--- START ---
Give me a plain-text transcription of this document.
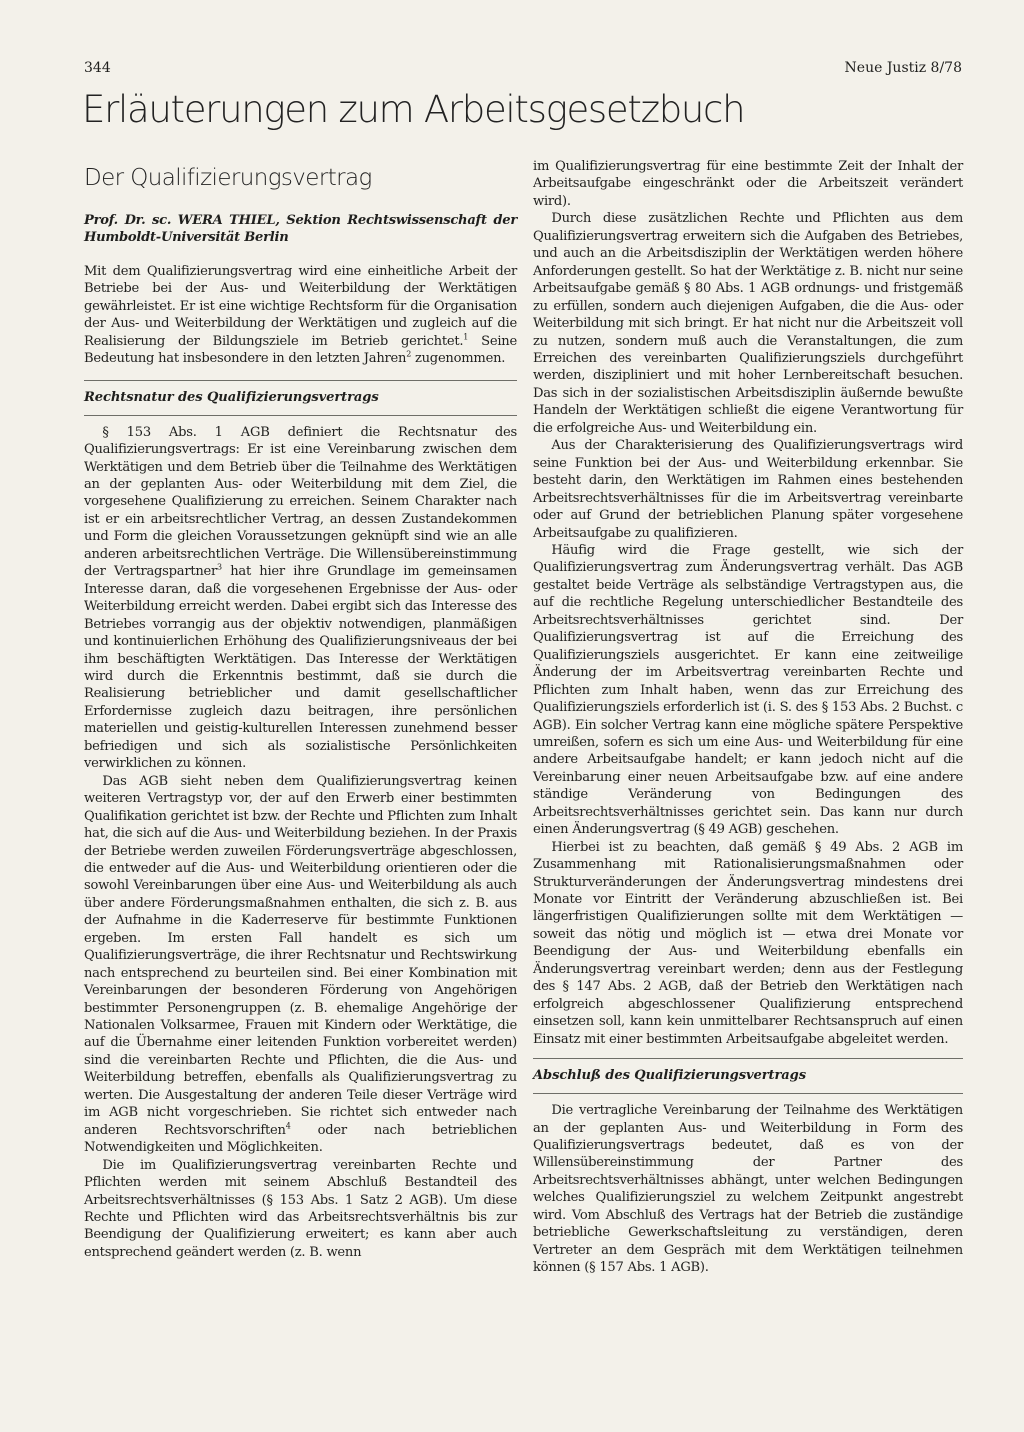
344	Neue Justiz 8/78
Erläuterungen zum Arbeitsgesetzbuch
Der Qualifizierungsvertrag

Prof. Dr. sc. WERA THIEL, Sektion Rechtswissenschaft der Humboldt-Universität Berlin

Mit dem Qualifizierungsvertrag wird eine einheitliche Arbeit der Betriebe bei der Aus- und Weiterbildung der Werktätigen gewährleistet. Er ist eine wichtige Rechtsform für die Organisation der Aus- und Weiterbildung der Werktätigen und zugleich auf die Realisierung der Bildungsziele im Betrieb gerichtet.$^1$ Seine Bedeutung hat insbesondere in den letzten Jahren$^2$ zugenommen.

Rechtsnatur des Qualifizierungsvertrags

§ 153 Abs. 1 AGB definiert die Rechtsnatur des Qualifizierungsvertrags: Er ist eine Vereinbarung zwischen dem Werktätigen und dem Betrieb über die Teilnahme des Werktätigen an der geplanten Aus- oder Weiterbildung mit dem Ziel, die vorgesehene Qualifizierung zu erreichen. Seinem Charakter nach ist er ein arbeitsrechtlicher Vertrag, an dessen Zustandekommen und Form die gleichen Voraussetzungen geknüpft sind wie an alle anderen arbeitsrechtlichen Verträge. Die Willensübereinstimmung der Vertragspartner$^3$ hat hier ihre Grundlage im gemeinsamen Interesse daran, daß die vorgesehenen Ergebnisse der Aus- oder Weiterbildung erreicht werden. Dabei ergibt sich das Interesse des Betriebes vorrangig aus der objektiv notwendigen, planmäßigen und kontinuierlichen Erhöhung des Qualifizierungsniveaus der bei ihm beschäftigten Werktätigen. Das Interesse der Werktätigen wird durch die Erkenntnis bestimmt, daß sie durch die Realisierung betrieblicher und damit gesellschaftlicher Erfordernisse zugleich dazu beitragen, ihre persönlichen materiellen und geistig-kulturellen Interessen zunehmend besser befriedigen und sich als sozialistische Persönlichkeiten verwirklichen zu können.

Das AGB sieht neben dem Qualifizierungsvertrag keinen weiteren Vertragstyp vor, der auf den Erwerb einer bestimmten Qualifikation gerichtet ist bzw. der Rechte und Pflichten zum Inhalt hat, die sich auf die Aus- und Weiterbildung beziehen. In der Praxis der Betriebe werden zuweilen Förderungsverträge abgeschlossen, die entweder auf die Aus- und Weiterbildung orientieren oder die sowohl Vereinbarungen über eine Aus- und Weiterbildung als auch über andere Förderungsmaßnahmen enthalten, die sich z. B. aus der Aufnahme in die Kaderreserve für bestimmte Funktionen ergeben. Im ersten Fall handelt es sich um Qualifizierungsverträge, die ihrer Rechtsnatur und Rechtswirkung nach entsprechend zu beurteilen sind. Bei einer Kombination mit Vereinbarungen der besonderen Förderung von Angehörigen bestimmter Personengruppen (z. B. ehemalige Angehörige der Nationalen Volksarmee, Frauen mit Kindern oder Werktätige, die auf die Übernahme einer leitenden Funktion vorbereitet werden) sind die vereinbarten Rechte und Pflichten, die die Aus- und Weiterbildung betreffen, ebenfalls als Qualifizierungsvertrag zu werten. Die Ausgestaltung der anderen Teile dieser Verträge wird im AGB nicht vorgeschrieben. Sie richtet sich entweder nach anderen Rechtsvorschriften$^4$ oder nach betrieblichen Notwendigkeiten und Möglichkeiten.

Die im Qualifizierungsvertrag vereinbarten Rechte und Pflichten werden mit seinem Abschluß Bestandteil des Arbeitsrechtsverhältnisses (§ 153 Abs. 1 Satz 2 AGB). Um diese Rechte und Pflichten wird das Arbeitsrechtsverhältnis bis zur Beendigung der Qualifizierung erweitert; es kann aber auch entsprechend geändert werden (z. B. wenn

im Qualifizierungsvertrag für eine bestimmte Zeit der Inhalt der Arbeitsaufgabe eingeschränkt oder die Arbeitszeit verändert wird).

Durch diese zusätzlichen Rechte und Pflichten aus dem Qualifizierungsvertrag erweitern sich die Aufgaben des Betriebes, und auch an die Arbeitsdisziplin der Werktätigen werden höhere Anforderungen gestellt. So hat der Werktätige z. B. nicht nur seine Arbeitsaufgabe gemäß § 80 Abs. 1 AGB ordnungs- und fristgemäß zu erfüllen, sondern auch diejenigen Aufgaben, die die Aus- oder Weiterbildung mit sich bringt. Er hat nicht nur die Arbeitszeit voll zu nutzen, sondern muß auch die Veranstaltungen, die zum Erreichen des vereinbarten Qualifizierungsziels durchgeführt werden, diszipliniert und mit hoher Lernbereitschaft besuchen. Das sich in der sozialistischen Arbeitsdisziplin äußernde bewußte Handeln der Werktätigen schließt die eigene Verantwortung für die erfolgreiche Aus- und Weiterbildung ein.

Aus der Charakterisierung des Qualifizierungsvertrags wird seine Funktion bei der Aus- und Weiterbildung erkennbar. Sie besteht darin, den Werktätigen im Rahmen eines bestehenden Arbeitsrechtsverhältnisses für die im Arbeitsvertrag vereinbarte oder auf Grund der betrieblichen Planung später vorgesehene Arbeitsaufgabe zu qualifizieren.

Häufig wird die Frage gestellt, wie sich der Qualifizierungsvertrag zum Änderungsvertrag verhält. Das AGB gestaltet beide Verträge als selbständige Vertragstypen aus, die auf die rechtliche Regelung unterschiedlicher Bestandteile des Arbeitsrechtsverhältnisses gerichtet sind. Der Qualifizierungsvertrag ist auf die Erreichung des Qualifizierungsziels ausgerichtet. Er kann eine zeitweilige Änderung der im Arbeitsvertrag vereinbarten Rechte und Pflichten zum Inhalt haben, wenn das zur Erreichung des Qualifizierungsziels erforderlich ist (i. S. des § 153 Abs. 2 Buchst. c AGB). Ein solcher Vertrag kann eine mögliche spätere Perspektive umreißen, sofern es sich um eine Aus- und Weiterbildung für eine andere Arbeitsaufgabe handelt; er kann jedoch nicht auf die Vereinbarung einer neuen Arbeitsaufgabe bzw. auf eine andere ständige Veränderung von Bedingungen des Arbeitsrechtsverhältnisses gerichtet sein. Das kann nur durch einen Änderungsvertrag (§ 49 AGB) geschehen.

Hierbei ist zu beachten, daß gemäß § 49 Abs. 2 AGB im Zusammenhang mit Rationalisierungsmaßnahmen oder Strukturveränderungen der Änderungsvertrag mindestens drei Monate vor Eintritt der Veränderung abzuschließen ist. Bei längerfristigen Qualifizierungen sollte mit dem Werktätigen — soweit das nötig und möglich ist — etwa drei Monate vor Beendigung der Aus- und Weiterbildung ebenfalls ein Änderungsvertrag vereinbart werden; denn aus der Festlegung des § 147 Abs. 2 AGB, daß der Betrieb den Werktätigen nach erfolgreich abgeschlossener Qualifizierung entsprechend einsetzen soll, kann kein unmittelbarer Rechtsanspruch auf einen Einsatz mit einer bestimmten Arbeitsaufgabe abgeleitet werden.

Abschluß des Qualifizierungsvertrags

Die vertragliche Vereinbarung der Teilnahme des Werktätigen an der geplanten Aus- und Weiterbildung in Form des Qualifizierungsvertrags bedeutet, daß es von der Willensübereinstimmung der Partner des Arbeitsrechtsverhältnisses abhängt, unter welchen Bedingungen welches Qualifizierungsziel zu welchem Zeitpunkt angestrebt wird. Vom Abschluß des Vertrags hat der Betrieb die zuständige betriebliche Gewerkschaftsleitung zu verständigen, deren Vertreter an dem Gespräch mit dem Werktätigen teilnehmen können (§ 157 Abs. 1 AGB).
--- END ---
→ **Aim of the exercise**: Set down each entry above exactly as it appears. Omit the pictures.

→ **Your response**:
Give me a plain-text transcription of this document.
344	Neue Justiz 8/78
Erläuterungen zum Arbeitsgesetzbuch
Der Qualifizierungsvertrag

Prof. Dr. sc. WERA THIEL, Sektion Rechtswissenschaft der Humboldt-Universität Berlin

Mit dem Qualifizierungsvertrag wird eine einheitliche Arbeit der Betriebe bei der Aus- und Weiterbildung der Werktätigen gewährleistet. Er ist eine wichtige Rechtsform für die Organisation der Aus- und Weiterbildung der Werktätigen und zugleich auf die Realisierung der Bildungsziele im Betrieb gerichtet.$^1$ Seine Bedeutung hat insbesondere in den letzten Jahren$^2$ zugenommen.

Rechtsnatur des Qualifizierungsvertrags

§ 153 Abs. 1 AGB definiert die Rechtsnatur des Qualifizierungsvertrags: Er ist eine Vereinbarung zwischen dem Werktätigen und dem Betrieb über die Teilnahme des Werktätigen an der geplanten Aus- oder Weiterbildung mit dem Ziel, die vorgesehene Qualifizierung zu erreichen. Seinem Charakter nach ist er ein arbeitsrechtlicher Vertrag, an dessen Zustandekommen und Form die gleichen Voraussetzungen geknüpft sind wie an alle anderen arbeitsrechtlichen Verträge. Die Willensübereinstimmung der Vertragspartner$^3$ hat hier ihre Grundlage im gemeinsamen Interesse daran, daß die vorgesehenen Ergebnisse der Aus- oder Weiterbildung erreicht werden. Dabei ergibt sich das Interesse des Betriebes vorrangig aus der objektiv notwendigen, planmäßigen und kontinuierlichen Erhöhung des Qualifizierungsniveaus der bei ihm beschäftigten Werktätigen. Das Interesse der Werktätigen wird durch die Erkenntnis bestimmt, daß sie durch die Realisierung betrieblicher und damit gesellschaftlicher Erfordernisse zugleich dazu beitragen, ihre persönlichen materiellen und geistig-kulturellen Interessen zunehmend besser befriedigen und sich als sozialistische Persönlichkeiten verwirklichen zu können.

Das AGB sieht neben dem Qualifizierungsvertrag keinen weiteren Vertragstyp vor, der auf den Erwerb einer bestimmten Qualifikation gerichtet ist bzw. der Rechte und Pflichten zum Inhalt hat, die sich auf die Aus- und Weiterbildung beziehen. In der Praxis der Betriebe werden zuweilen Förderungsverträge abgeschlossen, die entweder auf die Aus- und Weiterbildung orientieren oder die sowohl Vereinbarungen über eine Aus- und Weiterbildung als auch über andere Förderungsmaßnahmen enthalten, die sich z. B. aus der Aufnahme in die Kaderreserve für bestimmte Funktionen ergeben. Im ersten Fall handelt es sich um Qualifizierungsverträge, die ihrer Rechtsnatur und Rechtswirkung nach entsprechend zu beurteilen sind. Bei einer Kombination mit Vereinbarungen der besonderen Förderung von Angehörigen bestimmter Personengruppen (z. B. ehemalige Angehörige der Nationalen Volksarmee, Frauen mit Kindern oder Werktätige, die auf die Übernahme einer leitenden Funktion vorbereitet werden) sind die vereinbarten Rechte und Pflichten, die die Aus- und Weiterbildung betreffen, ebenfalls als Qualifizierungsvertrag zu werten. Die Ausgestaltung der anderen Teile dieser Verträge wird im AGB nicht vorgeschrieben. Sie richtet sich entweder nach anderen Rechtsvorschriften$^4$ oder nach betrieblichen Notwendigkeiten und Möglichkeiten.

Die im Qualifizierungsvertrag vereinbarten Rechte und Pflichten werden mit seinem Abschluß Bestandteil des Arbeitsrechtsverhältnisses (§ 153 Abs. 1 Satz 2 AGB). Um diese Rechte und Pflichten wird das Arbeitsrechtsverhältnis bis zur Beendigung der Qualifizierung erweitert; es kann aber auch entsprechend geändert werden (z. B. wenn

im Qualifizierungsvertrag für eine bestimmte Zeit der Inhalt der Arbeitsaufgabe eingeschränkt oder die Arbeitszeit verändert wird).

Durch diese zusätzlichen Rechte und Pflichten aus dem Qualifizierungsvertrag erweitern sich die Aufgaben des Betriebes, und auch an die Arbeitsdisziplin der Werktätigen werden höhere Anforderungen gestellt. So hat der Werktätige z. B. nicht nur seine Arbeitsaufgabe gemäß § 80 Abs. 1 AGB ordnungs- und fristgemäß zu erfüllen, sondern auch diejenigen Aufgaben, die die Aus- oder Weiterbildung mit sich bringt. Er hat nicht nur die Arbeitszeit voll zu nutzen, sondern muß auch die Veranstaltungen, die zum Erreichen des vereinbarten Qualifizierungsziels durchgeführt werden, diszipliniert und mit hoher Lernbereitschaft besuchen. Das sich in der sozialistischen Arbeitsdisziplin äußernde bewußte Handeln der Werktätigen schließt die eigene Verantwortung für die erfolgreiche Aus- und Weiterbildung ein.

Aus der Charakterisierung des Qualifizierungsvertrags wird seine Funktion bei der Aus- und Weiterbildung erkennbar. Sie besteht darin, den Werktätigen im Rahmen eines bestehenden Arbeitsrechtsverhältnisses für die im Arbeitsvertrag vereinbarte oder auf Grund der betrieblichen Planung später vorgesehene Arbeitsaufgabe zu qualifizieren.

Häufig wird die Frage gestellt, wie sich der Qualifizierungsvertrag zum Änderungsvertrag verhält. Das AGB gestaltet beide Verträge als selbständige Vertragstypen aus, die auf die rechtliche Regelung unterschiedlicher Bestandteile des Arbeitsrechtsverhältnisses gerichtet sind. Der Qualifizierungsvertrag ist auf die Erreichung des Qualifizierungsziels ausgerichtet. Er kann eine zeitweilige Änderung der im Arbeitsvertrag vereinbarten Rechte und Pflichten zum Inhalt haben, wenn das zur Erreichung des Qualifizierungsziels erforderlich ist (i. S. des § 153 Abs. 2 Buchst. c AGB). Ein solcher Vertrag kann eine mögliche spätere Perspektive umreißen, sofern es sich um eine Aus- und Weiterbildung für eine andere Arbeitsaufgabe handelt; er kann jedoch nicht auf die Vereinbarung einer neuen Arbeitsaufgabe bzw. auf eine andere ständige Veränderung von Bedingungen des Arbeitsrechtsverhältnisses gerichtet sein. Das kann nur durch einen Änderungsvertrag (§ 49 AGB) geschehen.

Hierbei ist zu beachten, daß gemäß § 49 Abs. 2 AGB im Zusammenhang mit Rationalisierungsmaßnahmen oder Strukturveränderungen der Änderungsvertrag mindestens drei Monate vor Eintritt der Veränderung abzuschließen ist. Bei längerfristigen Qualifizierungen sollte mit dem Werktätigen — soweit das nötig und möglich ist — etwa drei Monate vor Beendigung der Aus- und Weiterbildung ebenfalls ein Änderungsvertrag vereinbart werden; denn aus der Festlegung des § 147 Abs. 2 AGB, daß der Betrieb den Werktätigen nach erfolgreich abgeschlossener Qualifizierung entsprechend einsetzen soll, kann kein unmittelbarer Rechtsanspruch auf einen Einsatz mit einer bestimmten Arbeitsaufgabe abgeleitet werden.

Abschluß des Qualifizierungsvertrags

Die vertragliche Vereinbarung der Teilnahme des Werktätigen an der geplanten Aus- und Weiterbildung in Form des Qualifizierungsvertrags bedeutet, daß es von der Willensübereinstimmung der Partner des Arbeitsrechtsverhältnisses abhängt, unter welchen Bedingungen welches Qualifizierungsziel zu welchem Zeitpunkt angestrebt wird. Vom Abschluß des Vertrags hat der Betrieb die zuständige betriebliche Gewerkschaftsleitung zu verständigen, deren Vertreter an dem Gespräch mit dem Werktätigen teilnehmen können (§ 157 Abs. 1 AGB).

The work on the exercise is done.